DIRECTIONS —
Convert the lines below into a Markdown table with the columns "Row" and "Line text," numbering each row and omitting any blank lines.

DATASET RECORDS —
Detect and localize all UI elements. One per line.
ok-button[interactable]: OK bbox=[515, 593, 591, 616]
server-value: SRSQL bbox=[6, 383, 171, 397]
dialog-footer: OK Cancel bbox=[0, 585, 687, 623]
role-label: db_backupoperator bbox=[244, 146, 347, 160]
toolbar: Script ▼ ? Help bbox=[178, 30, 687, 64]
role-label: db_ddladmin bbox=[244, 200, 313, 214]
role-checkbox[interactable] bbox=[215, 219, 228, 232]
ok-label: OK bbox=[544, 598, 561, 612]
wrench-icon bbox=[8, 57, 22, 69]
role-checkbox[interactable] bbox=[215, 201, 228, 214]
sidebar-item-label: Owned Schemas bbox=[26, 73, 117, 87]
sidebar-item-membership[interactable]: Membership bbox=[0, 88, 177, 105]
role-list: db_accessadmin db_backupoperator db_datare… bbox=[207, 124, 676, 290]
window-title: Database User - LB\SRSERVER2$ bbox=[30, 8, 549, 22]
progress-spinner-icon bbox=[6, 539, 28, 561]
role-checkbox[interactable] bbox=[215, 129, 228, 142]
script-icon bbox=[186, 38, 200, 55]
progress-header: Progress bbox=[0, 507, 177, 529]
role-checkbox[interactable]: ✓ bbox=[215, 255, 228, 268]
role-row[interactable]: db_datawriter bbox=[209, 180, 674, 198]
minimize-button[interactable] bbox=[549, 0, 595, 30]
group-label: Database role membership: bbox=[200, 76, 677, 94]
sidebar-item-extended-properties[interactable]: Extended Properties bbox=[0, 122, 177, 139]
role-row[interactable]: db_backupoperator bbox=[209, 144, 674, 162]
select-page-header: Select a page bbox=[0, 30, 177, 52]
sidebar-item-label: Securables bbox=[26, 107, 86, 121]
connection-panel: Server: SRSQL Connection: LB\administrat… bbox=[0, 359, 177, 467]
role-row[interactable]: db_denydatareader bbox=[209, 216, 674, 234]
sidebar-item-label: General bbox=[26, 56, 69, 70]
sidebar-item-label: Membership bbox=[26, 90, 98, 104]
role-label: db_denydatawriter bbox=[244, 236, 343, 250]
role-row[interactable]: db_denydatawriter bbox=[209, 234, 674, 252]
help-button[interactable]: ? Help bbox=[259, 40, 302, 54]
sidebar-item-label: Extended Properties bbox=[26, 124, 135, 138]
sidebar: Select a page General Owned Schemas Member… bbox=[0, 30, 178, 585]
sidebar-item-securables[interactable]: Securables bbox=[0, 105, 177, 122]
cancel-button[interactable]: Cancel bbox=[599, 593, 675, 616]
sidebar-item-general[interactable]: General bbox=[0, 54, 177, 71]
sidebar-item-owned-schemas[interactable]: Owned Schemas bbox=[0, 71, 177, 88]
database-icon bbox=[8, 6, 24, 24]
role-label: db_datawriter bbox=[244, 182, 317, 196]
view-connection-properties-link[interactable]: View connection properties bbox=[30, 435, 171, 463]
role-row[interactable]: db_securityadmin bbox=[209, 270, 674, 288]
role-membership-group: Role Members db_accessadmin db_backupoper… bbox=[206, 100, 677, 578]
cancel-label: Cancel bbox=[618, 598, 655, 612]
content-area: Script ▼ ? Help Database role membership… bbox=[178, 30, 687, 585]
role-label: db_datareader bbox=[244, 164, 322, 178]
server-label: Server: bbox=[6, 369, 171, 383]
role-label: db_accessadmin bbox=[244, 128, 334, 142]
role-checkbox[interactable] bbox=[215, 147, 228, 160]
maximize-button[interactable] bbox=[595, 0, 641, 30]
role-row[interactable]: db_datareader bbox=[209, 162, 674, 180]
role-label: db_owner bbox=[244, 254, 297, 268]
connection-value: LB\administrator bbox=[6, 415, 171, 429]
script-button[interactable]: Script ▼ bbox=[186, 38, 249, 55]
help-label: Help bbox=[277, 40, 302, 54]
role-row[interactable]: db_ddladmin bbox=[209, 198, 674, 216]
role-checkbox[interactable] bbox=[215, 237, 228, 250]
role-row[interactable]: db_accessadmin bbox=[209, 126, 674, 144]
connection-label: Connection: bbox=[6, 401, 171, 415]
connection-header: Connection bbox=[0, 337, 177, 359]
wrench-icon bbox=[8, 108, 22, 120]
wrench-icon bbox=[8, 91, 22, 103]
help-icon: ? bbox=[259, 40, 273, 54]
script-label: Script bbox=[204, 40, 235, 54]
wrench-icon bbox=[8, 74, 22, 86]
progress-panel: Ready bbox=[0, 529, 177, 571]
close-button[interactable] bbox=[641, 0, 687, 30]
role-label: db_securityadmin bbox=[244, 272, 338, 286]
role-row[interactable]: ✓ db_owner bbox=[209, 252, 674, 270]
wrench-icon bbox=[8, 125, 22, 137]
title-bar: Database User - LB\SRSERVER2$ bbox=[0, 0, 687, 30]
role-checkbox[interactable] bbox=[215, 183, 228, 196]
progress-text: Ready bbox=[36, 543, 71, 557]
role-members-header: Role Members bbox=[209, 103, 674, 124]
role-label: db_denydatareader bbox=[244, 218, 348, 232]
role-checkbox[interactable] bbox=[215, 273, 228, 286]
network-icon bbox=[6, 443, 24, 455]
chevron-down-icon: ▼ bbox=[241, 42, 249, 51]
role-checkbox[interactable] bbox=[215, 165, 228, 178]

ANSWER FOR THIS EXERCISE —
| Row | Line text |
|---|---|
| 1 | Detect and localize all UI elements. One per line. |
| 2 | ok-button[interactable]: OK bbox=[515, 593, 591, 616] |
| 3 | server-value: SRSQL bbox=[6, 383, 171, 397] |
| 4 | dialog-footer: OK Cancel bbox=[0, 585, 687, 623] |
| 5 | role-label: db_backupoperator bbox=[244, 146, 347, 160] |
| 6 | toolbar: Script ▼ ? Help bbox=[178, 30, 687, 64] |
| 7 | role-label: db_ddladmin bbox=[244, 200, 313, 214] |
| 8 | role-checkbox[interactable] bbox=[215, 219, 228, 232] |
| 9 | ok-label: OK bbox=[544, 598, 561, 612] |
| 10 | wrench-icon bbox=[8, 57, 22, 69] |
| 11 | role-checkbox[interactable] bbox=[215, 201, 228, 214] |
| 12 | sidebar-item-label: Owned Schemas bbox=[26, 73, 117, 87] |
| 13 | sidebar-item-membership[interactable]: Membership bbox=[0, 88, 177, 105] |
| 14 | role-list: db_accessadmin db_backupoperator db_datare… bbox=[207, 124, 676, 290] |
| 15 | window-title: Database User - LB\SRSERVER2$ bbox=[30, 8, 549, 22] |
| 16 | progress-spinner-icon bbox=[6, 539, 28, 561] |
| 17 | role-checkbox[interactable] bbox=[215, 129, 228, 142] |
| 18 | script-icon bbox=[186, 38, 200, 55] |
| 19 | progress-header: Progress bbox=[0, 507, 177, 529] |
| 20 | role-checkbox[interactable]: ✓ bbox=[215, 255, 228, 268] |
| 21 | role-row[interactable]: db_datawriter bbox=[209, 180, 674, 198] |
| 22 | minimize-button[interactable] bbox=[549, 0, 595, 30] |
| 23 | group-label: Database role membership: bbox=[200, 76, 677, 94] |
| 24 | sidebar-item-extended-properties[interactable]: Extended Properties bbox=[0, 122, 177, 139] |
| 25 | role-row[interactable]: db_backupoperator bbox=[209, 144, 674, 162] |
| 26 | select-page-header: Select a page bbox=[0, 30, 177, 52] |
| 27 | sidebar-item-label: Securables bbox=[26, 107, 86, 121] |
| 28 | connection-panel: Server: SRSQL Connection: LB\administrat… bbox=[0, 359, 177, 467] |
| 29 | role-row[interactable]: db_denydatareader bbox=[209, 216, 674, 234] |
| 30 | sidebar-item-label: General bbox=[26, 56, 69, 70] |
| 31 | sidebar-item-label: Membership bbox=[26, 90, 98, 104] |
| 32 | role-label: db_denydatawriter bbox=[244, 236, 343, 250] |
| 33 | role-row[interactable]: db_denydatawriter bbox=[209, 234, 674, 252] |
| 34 | help-button[interactable]: ? Help bbox=[259, 40, 302, 54] |
| 35 | sidebar-item-label: Extended Properties bbox=[26, 124, 135, 138] |
| 36 | sidebar: Select a page General Owned Schemas Member… bbox=[0, 30, 178, 585] |
| 37 | sidebar-item-securables[interactable]: Securables bbox=[0, 105, 177, 122] |
| 38 | cancel-button[interactable]: Cancel bbox=[599, 593, 675, 616] |
| 39 | sidebar-item-general[interactable]: General bbox=[0, 54, 177, 71] |
| 40 | sidebar-item-owned-schemas[interactable]: Owned Schemas bbox=[0, 71, 177, 88] |
| 41 | database-icon bbox=[8, 6, 24, 24] |
| 42 | role-label: db_datawriter bbox=[244, 182, 317, 196] |
| 43 | view-connection-properties-link[interactable]: View connection properties bbox=[30, 435, 171, 463] |
| 44 | role-row[interactable]: db_securityadmin bbox=[209, 270, 674, 288] |
| 45 | role-membership-group: Role Members db_accessadmin db_backupoper… bbox=[206, 100, 677, 578] |
| 46 | cancel-label: Cancel bbox=[618, 598, 655, 612] |
| 47 | content-area: Script ▼ ? Help Database role membership… bbox=[178, 30, 687, 585] |
| 48 | role-label: db_datareader bbox=[244, 164, 322, 178] |
| 49 | server-label: Server: bbox=[6, 369, 171, 383] |
| 50 | role-label: db_accessadmin bbox=[244, 128, 334, 142] |
| 51 | role-checkbox[interactable] bbox=[215, 147, 228, 160] |
| 52 | maximize-button[interactable] bbox=[595, 0, 641, 30] |
| 53 | role-row[interactable]: db_datareader bbox=[209, 162, 674, 180] |
| 54 | role-label: db_owner bbox=[244, 254, 297, 268] |
| 55 | connection-value: LB\administrator bbox=[6, 415, 171, 429] |
| 56 | script-button[interactable]: Script ▼ bbox=[186, 38, 249, 55] |
| 57 | help-label: Help bbox=[277, 40, 302, 54] |
| 58 | role-row[interactable]: db_ddladmin bbox=[209, 198, 674, 216] |
| 59 | role-checkbox[interactable] bbox=[215, 237, 228, 250] |
| 60 | role-row[interactable]: db_accessadmin bbox=[209, 126, 674, 144] |
| 61 | connection-label: Connection: bbox=[6, 401, 171, 415] |
| 62 | connection-header: Connection bbox=[0, 337, 177, 359] |
| 63 | wrench-icon bbox=[8, 108, 22, 120] |
| 64 | wrench-icon bbox=[8, 91, 22, 103] |
| 65 | help-icon: ? bbox=[259, 40, 273, 54] |
| 66 | script-label: Script bbox=[204, 40, 235, 54] |
| 67 | wrench-icon bbox=[8, 74, 22, 86] |
| 68 | progress-panel: Ready bbox=[0, 529, 177, 571] |
| 69 | close-button[interactable] bbox=[641, 0, 687, 30] |
| 70 | role-label: db_securityadmin bbox=[244, 272, 338, 286] |
| 71 | role-row[interactable]: ✓ db_owner bbox=[209, 252, 674, 270] |
| 72 | wrench-icon bbox=[8, 125, 22, 137] |
| 73 | title-bar: Database User - LB\SRSERVER2$ bbox=[0, 0, 687, 30] |
| 74 | role-checkbox[interactable] bbox=[215, 183, 228, 196] |
| 75 | progress-text: Ready bbox=[36, 543, 71, 557] |
| 76 | role-members-header: Role Members bbox=[209, 103, 674, 124] |
| 77 | role-label: db_denydatareader bbox=[244, 218, 348, 232] |
| 78 | role-checkbox[interactable] bbox=[215, 273, 228, 286] |
| 79 | network-icon bbox=[6, 443, 24, 455] |
| 80 | chevron-down-icon: ▼ bbox=[241, 42, 249, 51] |
| 81 | role-checkbox[interactable] bbox=[215, 165, 228, 178] |